## [To be done]
Count every line where "title" occurs. Give the total alone.

─── Given data ───

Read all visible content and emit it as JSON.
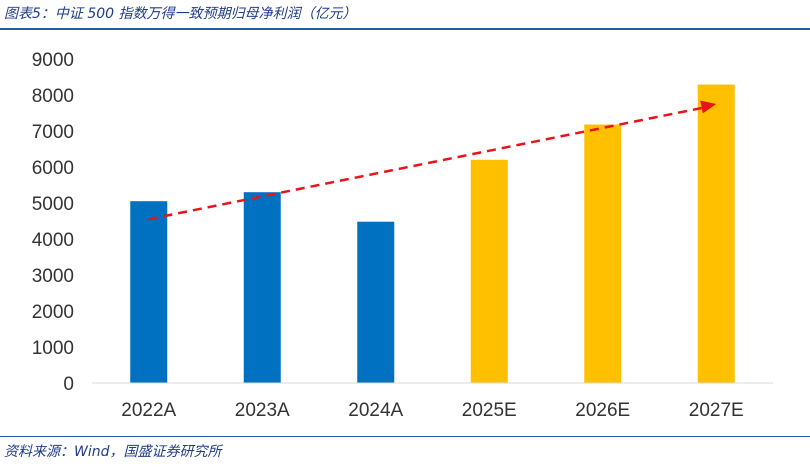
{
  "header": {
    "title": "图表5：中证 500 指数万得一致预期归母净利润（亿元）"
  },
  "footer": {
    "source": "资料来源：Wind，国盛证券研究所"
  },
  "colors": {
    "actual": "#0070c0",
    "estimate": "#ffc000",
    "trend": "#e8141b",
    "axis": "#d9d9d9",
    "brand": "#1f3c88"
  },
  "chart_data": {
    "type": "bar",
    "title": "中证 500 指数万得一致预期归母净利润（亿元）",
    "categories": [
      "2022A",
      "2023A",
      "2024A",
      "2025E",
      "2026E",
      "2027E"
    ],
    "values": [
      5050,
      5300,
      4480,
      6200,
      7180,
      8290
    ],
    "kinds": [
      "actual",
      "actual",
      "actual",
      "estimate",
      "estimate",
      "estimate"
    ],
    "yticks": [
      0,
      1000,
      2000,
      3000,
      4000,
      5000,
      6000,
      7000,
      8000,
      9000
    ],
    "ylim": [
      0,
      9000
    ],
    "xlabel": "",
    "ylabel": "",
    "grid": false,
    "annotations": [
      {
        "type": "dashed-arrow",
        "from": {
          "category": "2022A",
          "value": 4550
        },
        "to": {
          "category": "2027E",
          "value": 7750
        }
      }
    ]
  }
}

───

## [Exercise response]
2